=== WHAT NEEDS TO BE DONE ===
Without omitting anything, return the records precisely as given.

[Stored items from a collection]

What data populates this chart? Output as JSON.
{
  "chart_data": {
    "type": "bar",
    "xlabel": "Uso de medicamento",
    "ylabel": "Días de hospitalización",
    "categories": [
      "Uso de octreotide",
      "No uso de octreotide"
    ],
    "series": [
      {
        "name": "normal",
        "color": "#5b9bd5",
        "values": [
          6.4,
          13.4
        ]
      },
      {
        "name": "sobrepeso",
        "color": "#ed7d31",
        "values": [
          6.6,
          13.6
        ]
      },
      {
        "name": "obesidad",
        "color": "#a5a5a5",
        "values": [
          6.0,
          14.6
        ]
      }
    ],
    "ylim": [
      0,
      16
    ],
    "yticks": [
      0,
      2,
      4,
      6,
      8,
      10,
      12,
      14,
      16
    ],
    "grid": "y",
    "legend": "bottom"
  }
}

=== FULL SOLUTION ===
What data populates this chart? Output as JSON.
{
  "chart_data": {
    "type": "bar",
    "xlabel": "Uso de medicamento",
    "ylabel": "Días de hospitalización",
    "categories": [
      "Uso de octreotide",
      "No uso de octreotide"
    ],
    "series": [
      {
        "name": "normal",
        "color": "#5b9bd5",
        "values": [
          6.4,
          13.4
        ]
      },
      {
        "name": "sobrepeso",
        "color": "#ed7d31",
        "values": [
          6.6,
          13.6
        ]
      },
      {
        "name": "obesidad",
        "color": "#a5a5a5",
        "values": [
          6.0,
          14.6
        ]
      }
    ],
    "ylim": [
      0,
      16
    ],
    "yticks": [
      0,
      2,
      4,
      6,
      8,
      10,
      12,
      14,
      16
    ],
    "grid": "y",
    "legend": "bottom"
  }
}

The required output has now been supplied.